A run of records
········
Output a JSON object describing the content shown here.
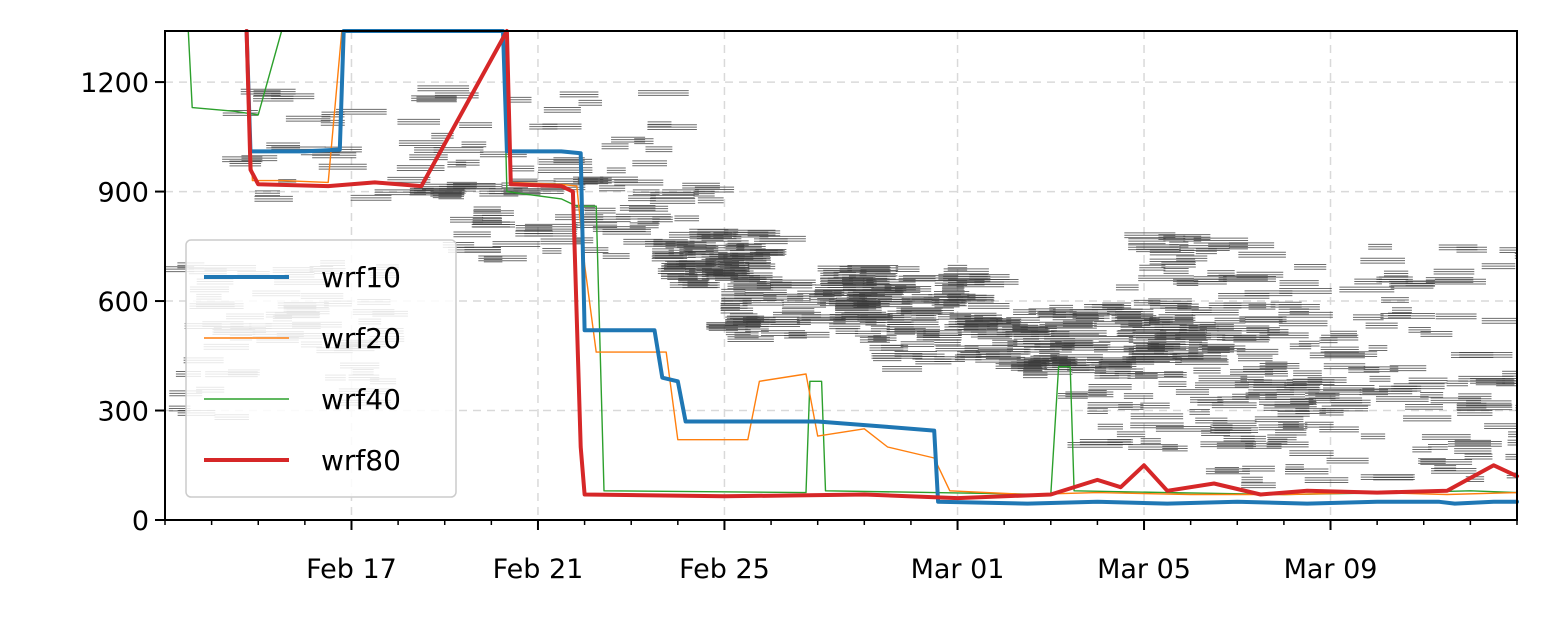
{
  "chart_data": {
    "type": "line",
    "title": "",
    "xlabel": "",
    "ylabel": "",
    "x_range": [
      "2024-02-13",
      "2024-03-13"
    ],
    "ylim": [
      0,
      1340
    ],
    "grid": true,
    "legend_position": "center-left",
    "x_ticks": [
      {
        "date": "2024-02-17",
        "label": "Feb 17"
      },
      {
        "date": "2024-02-21",
        "label": "Feb 21"
      },
      {
        "date": "2024-02-25",
        "label": "Feb 25"
      },
      {
        "date": "2024-03-01",
        "label": "Mar 01"
      },
      {
        "date": "2024-03-05",
        "label": "Mar 05"
      },
      {
        "date": "2024-03-09",
        "label": "Mar 09"
      }
    ],
    "y_ticks": [
      {
        "value": 0,
        "label": "0"
      },
      {
        "value": 300,
        "label": "300"
      },
      {
        "value": 600,
        "label": "600"
      },
      {
        "value": 900,
        "label": "900"
      },
      {
        "value": 1200,
        "label": "1200"
      }
    ],
    "series": [
      {
        "name": "wrf10",
        "color": "#1f77b4",
        "width": "thick",
        "points": [
          [
            "2024-02-14 18:00",
            1340
          ],
          [
            "2024-02-14 20:00",
            1010
          ],
          [
            "2024-02-16 00:00",
            1010
          ],
          [
            "2024-02-16 18:00",
            1015
          ],
          [
            "2024-02-16 20:00",
            1340
          ],
          [
            "2024-02-20 06:00",
            1340
          ],
          [
            "2024-02-20 08:00",
            1010
          ],
          [
            "2024-02-21 12:00",
            1010
          ],
          [
            "2024-02-21 22:00",
            1005
          ],
          [
            "2024-02-22 00:00",
            520
          ],
          [
            "2024-02-23 12:00",
            520
          ],
          [
            "2024-02-23 16:00",
            390
          ],
          [
            "2024-02-24 00:00",
            380
          ],
          [
            "2024-02-24 04:00",
            270
          ],
          [
            "2024-02-27 00:00",
            270
          ],
          [
            "2024-02-28 12:00",
            255
          ],
          [
            "2024-02-29 12:00",
            245
          ],
          [
            "2024-02-29 14:00",
            50
          ],
          [
            "2024-03-02 12:00",
            45
          ],
          [
            "2024-03-04 00:00",
            50
          ],
          [
            "2024-03-05 12:00",
            45
          ],
          [
            "2024-03-07 00:00",
            50
          ],
          [
            "2024-03-08 12:00",
            45
          ],
          [
            "2024-03-10 00:00",
            50
          ],
          [
            "2024-03-10 12:00",
            50
          ],
          [
            "2024-03-11 08:00",
            50
          ],
          [
            "2024-03-11 16:00",
            45
          ],
          [
            "2024-03-12 12:00",
            50
          ],
          [
            "2024-03-13 00:00",
            50
          ]
        ]
      },
      {
        "name": "wrf20",
        "color": "#ff7f0e",
        "width": "thin",
        "points": [
          [
            "2024-02-14 18:00",
            1340
          ],
          [
            "2024-02-14 21:00",
            930
          ],
          [
            "2024-02-15 12:00",
            930
          ],
          [
            "2024-02-16 12:00",
            925
          ],
          [
            "2024-02-16 19:00",
            1340
          ],
          [
            "2024-02-20 08:00",
            1340
          ],
          [
            "2024-02-20 10:00",
            925
          ],
          [
            "2024-02-21 12:00",
            920
          ],
          [
            "2024-02-21 20:00",
            915
          ],
          [
            "2024-02-22 00:00",
            700
          ],
          [
            "2024-02-22 06:00",
            460
          ],
          [
            "2024-02-23 18:00",
            460
          ],
          [
            "2024-02-24 00:00",
            220
          ],
          [
            "2024-02-25 12:00",
            220
          ],
          [
            "2024-02-25 18:00",
            380
          ],
          [
            "2024-02-26 18:00",
            400
          ],
          [
            "2024-02-27 00:00",
            230
          ],
          [
            "2024-02-28 00:00",
            250
          ],
          [
            "2024-02-28 12:00",
            200
          ],
          [
            "2024-02-29 12:00",
            170
          ],
          [
            "2024-02-29 20:00",
            80
          ],
          [
            "2024-03-02 12:00",
            70
          ],
          [
            "2024-03-04 00:00",
            75
          ],
          [
            "2024-03-06 00:00",
            70
          ],
          [
            "2024-03-08 00:00",
            70
          ],
          [
            "2024-03-10 00:00",
            75
          ],
          [
            "2024-03-11 12:00",
            70
          ],
          [
            "2024-03-13 00:00",
            75
          ]
        ]
      },
      {
        "name": "wrf40",
        "color": "#2ca02c",
        "width": "thin",
        "points": [
          [
            "2024-02-13 12:00",
            1340
          ],
          [
            "2024-02-13 14:00",
            1130
          ],
          [
            "2024-02-14 12:00",
            1120
          ],
          [
            "2024-02-15 00:00",
            1110
          ],
          [
            "2024-02-15 12:00",
            1340
          ],
          [
            "2024-02-20 06:00",
            1340
          ],
          [
            "2024-02-20 08:00",
            900
          ],
          [
            "2024-02-21 12:00",
            880
          ],
          [
            "2024-02-21 20:00",
            860
          ],
          [
            "2024-02-22 00:00",
            860
          ],
          [
            "2024-02-22 06:00",
            860
          ],
          [
            "2024-02-22 10:00",
            80
          ],
          [
            "2024-02-26 18:00",
            75
          ],
          [
            "2024-02-26 20:00",
            380
          ],
          [
            "2024-02-27 02:00",
            380
          ],
          [
            "2024-02-27 04:00",
            80
          ],
          [
            "2024-02-29 12:00",
            75
          ],
          [
            "2024-03-03 00:00",
            70
          ],
          [
            "2024-03-03 04:00",
            420
          ],
          [
            "2024-03-03 10:00",
            420
          ],
          [
            "2024-03-03 12:00",
            80
          ],
          [
            "2024-03-05 12:00",
            75
          ],
          [
            "2024-03-08 00:00",
            70
          ],
          [
            "2024-03-10 12:00",
            75
          ],
          [
            "2024-03-12 00:00",
            80
          ],
          [
            "2024-03-13 00:00",
            75
          ]
        ]
      },
      {
        "name": "wrf80",
        "color": "#d62728",
        "width": "thick",
        "points": [
          [
            "2024-02-14 18:00",
            1340
          ],
          [
            "2024-02-14 20:00",
            960
          ],
          [
            "2024-02-15 00:00",
            920
          ],
          [
            "2024-02-16 12:00",
            915
          ],
          [
            "2024-02-17 12:00",
            925
          ],
          [
            "2024-02-18 00:00",
            920
          ],
          [
            "2024-02-18 12:00",
            915
          ],
          [
            "2024-02-20 08:00",
            1340
          ],
          [
            "2024-02-20 10:00",
            920
          ],
          [
            "2024-02-21 12:00",
            915
          ],
          [
            "2024-02-21 18:00",
            900
          ],
          [
            "2024-02-21 22:00",
            200
          ],
          [
            "2024-02-22 00:00",
            70
          ],
          [
            "2024-02-25 00:00",
            65
          ],
          [
            "2024-02-28 00:00",
            70
          ],
          [
            "2024-03-01 00:00",
            60
          ],
          [
            "2024-03-03 00:00",
            70
          ],
          [
            "2024-03-04 00:00",
            110
          ],
          [
            "2024-03-04 12:00",
            90
          ],
          [
            "2024-03-05 00:00",
            150
          ],
          [
            "2024-03-05 12:00",
            80
          ],
          [
            "2024-03-06 12:00",
            100
          ],
          [
            "2024-03-07 12:00",
            70
          ],
          [
            "2024-03-08 12:00",
            80
          ],
          [
            "2024-03-10 00:00",
            75
          ],
          [
            "2024-03-11 12:00",
            80
          ],
          [
            "2024-03-12 12:00",
            150
          ],
          [
            "2024-03-13 00:00",
            120
          ]
        ]
      }
    ]
  }
}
········
> **What you have to do**
Write the entries above out again exactly, but not the pictures.

> **Solution**
Output a JSON object describing the content shown here.
{
  "chart_data": {
    "type": "line",
    "title": "",
    "xlabel": "",
    "ylabel": "",
    "x_range": [
      "2024-02-13",
      "2024-03-13"
    ],
    "ylim": [
      0,
      1340
    ],
    "grid": true,
    "legend_position": "center-left",
    "x_ticks": [
      {
        "date": "2024-02-17",
        "label": "Feb 17"
      },
      {
        "date": "2024-02-21",
        "label": "Feb 21"
      },
      {
        "date": "2024-02-25",
        "label": "Feb 25"
      },
      {
        "date": "2024-03-01",
        "label": "Mar 01"
      },
      {
        "date": "2024-03-05",
        "label": "Mar 05"
      },
      {
        "date": "2024-03-09",
        "label": "Mar 09"
      }
    ],
    "y_ticks": [
      {
        "value": 0,
        "label": "0"
      },
      {
        "value": 300,
        "label": "300"
      },
      {
        "value": 600,
        "label": "600"
      },
      {
        "value": 900,
        "label": "900"
      },
      {
        "value": 1200,
        "label": "1200"
      }
    ],
    "series": [
      {
        "name": "wrf10",
        "color": "#1f77b4",
        "width": "thick",
        "points": [
          [
            "2024-02-14 18:00",
            1340
          ],
          [
            "2024-02-14 20:00",
            1010
          ],
          [
            "2024-02-16 00:00",
            1010
          ],
          [
            "2024-02-16 18:00",
            1015
          ],
          [
            "2024-02-16 20:00",
            1340
          ],
          [
            "2024-02-20 06:00",
            1340
          ],
          [
            "2024-02-20 08:00",
            1010
          ],
          [
            "2024-02-21 12:00",
            1010
          ],
          [
            "2024-02-21 22:00",
            1005
          ],
          [
            "2024-02-22 00:00",
            520
          ],
          [
            "2024-02-23 12:00",
            520
          ],
          [
            "2024-02-23 16:00",
            390
          ],
          [
            "2024-02-24 00:00",
            380
          ],
          [
            "2024-02-24 04:00",
            270
          ],
          [
            "2024-02-27 00:00",
            270
          ],
          [
            "2024-02-28 12:00",
            255
          ],
          [
            "2024-02-29 12:00",
            245
          ],
          [
            "2024-02-29 14:00",
            50
          ],
          [
            "2024-03-02 12:00",
            45
          ],
          [
            "2024-03-04 00:00",
            50
          ],
          [
            "2024-03-05 12:00",
            45
          ],
          [
            "2024-03-07 00:00",
            50
          ],
          [
            "2024-03-08 12:00",
            45
          ],
          [
            "2024-03-10 00:00",
            50
          ],
          [
            "2024-03-10 12:00",
            50
          ],
          [
            "2024-03-11 08:00",
            50
          ],
          [
            "2024-03-11 16:00",
            45
          ],
          [
            "2024-03-12 12:00",
            50
          ],
          [
            "2024-03-13 00:00",
            50
          ]
        ]
      },
      {
        "name": "wrf20",
        "color": "#ff7f0e",
        "width": "thin",
        "points": [
          [
            "2024-02-14 18:00",
            1340
          ],
          [
            "2024-02-14 21:00",
            930
          ],
          [
            "2024-02-15 12:00",
            930
          ],
          [
            "2024-02-16 12:00",
            925
          ],
          [
            "2024-02-16 19:00",
            1340
          ],
          [
            "2024-02-20 08:00",
            1340
          ],
          [
            "2024-02-20 10:00",
            925
          ],
          [
            "2024-02-21 12:00",
            920
          ],
          [
            "2024-02-21 20:00",
            915
          ],
          [
            "2024-02-22 00:00",
            700
          ],
          [
            "2024-02-22 06:00",
            460
          ],
          [
            "2024-02-23 18:00",
            460
          ],
          [
            "2024-02-24 00:00",
            220
          ],
          [
            "2024-02-25 12:00",
            220
          ],
          [
            "2024-02-25 18:00",
            380
          ],
          [
            "2024-02-26 18:00",
            400
          ],
          [
            "2024-02-27 00:00",
            230
          ],
          [
            "2024-02-28 00:00",
            250
          ],
          [
            "2024-02-28 12:00",
            200
          ],
          [
            "2024-02-29 12:00",
            170
          ],
          [
            "2024-02-29 20:00",
            80
          ],
          [
            "2024-03-02 12:00",
            70
          ],
          [
            "2024-03-04 00:00",
            75
          ],
          [
            "2024-03-06 00:00",
            70
          ],
          [
            "2024-03-08 00:00",
            70
          ],
          [
            "2024-03-10 00:00",
            75
          ],
          [
            "2024-03-11 12:00",
            70
          ],
          [
            "2024-03-13 00:00",
            75
          ]
        ]
      },
      {
        "name": "wrf40",
        "color": "#2ca02c",
        "width": "thin",
        "points": [
          [
            "2024-02-13 12:00",
            1340
          ],
          [
            "2024-02-13 14:00",
            1130
          ],
          [
            "2024-02-14 12:00",
            1120
          ],
          [
            "2024-02-15 00:00",
            1110
          ],
          [
            "2024-02-15 12:00",
            1340
          ],
          [
            "2024-02-20 06:00",
            1340
          ],
          [
            "2024-02-20 08:00",
            900
          ],
          [
            "2024-02-21 12:00",
            880
          ],
          [
            "2024-02-21 20:00",
            860
          ],
          [
            "2024-02-22 00:00",
            860
          ],
          [
            "2024-02-22 06:00",
            860
          ],
          [
            "2024-02-22 10:00",
            80
          ],
          [
            "2024-02-26 18:00",
            75
          ],
          [
            "2024-02-26 20:00",
            380
          ],
          [
            "2024-02-27 02:00",
            380
          ],
          [
            "2024-02-27 04:00",
            80
          ],
          [
            "2024-02-29 12:00",
            75
          ],
          [
            "2024-03-03 00:00",
            70
          ],
          [
            "2024-03-03 04:00",
            420
          ],
          [
            "2024-03-03 10:00",
            420
          ],
          [
            "2024-03-03 12:00",
            80
          ],
          [
            "2024-03-05 12:00",
            75
          ],
          [
            "2024-03-08 00:00",
            70
          ],
          [
            "2024-03-10 12:00",
            75
          ],
          [
            "2024-03-12 00:00",
            80
          ],
          [
            "2024-03-13 00:00",
            75
          ]
        ]
      },
      {
        "name": "wrf80",
        "color": "#d62728",
        "width": "thick",
        "points": [
          [
            "2024-02-14 18:00",
            1340
          ],
          [
            "2024-02-14 20:00",
            960
          ],
          [
            "2024-02-15 00:00",
            920
          ],
          [
            "2024-02-16 12:00",
            915
          ],
          [
            "2024-02-17 12:00",
            925
          ],
          [
            "2024-02-18 00:00",
            920
          ],
          [
            "2024-02-18 12:00",
            915
          ],
          [
            "2024-02-20 08:00",
            1340
          ],
          [
            "2024-02-20 10:00",
            920
          ],
          [
            "2024-02-21 12:00",
            915
          ],
          [
            "2024-02-21 18:00",
            900
          ],
          [
            "2024-02-21 22:00",
            200
          ],
          [
            "2024-02-22 00:00",
            70
          ],
          [
            "2024-02-25 00:00",
            65
          ],
          [
            "2024-02-28 00:00",
            70
          ],
          [
            "2024-03-01 00:00",
            60
          ],
          [
            "2024-03-03 00:00",
            70
          ],
          [
            "2024-03-04 00:00",
            110
          ],
          [
            "2024-03-04 12:00",
            90
          ],
          [
            "2024-03-05 00:00",
            150
          ],
          [
            "2024-03-05 12:00",
            80
          ],
          [
            "2024-03-06 12:00",
            100
          ],
          [
            "2024-03-07 12:00",
            70
          ],
          [
            "2024-03-08 12:00",
            80
          ],
          [
            "2024-03-10 00:00",
            75
          ],
          [
            "2024-03-11 12:00",
            80
          ],
          [
            "2024-03-12 12:00",
            150
          ],
          [
            "2024-03-13 00:00",
            120
          ]
        ]
      }
    ]
  }
}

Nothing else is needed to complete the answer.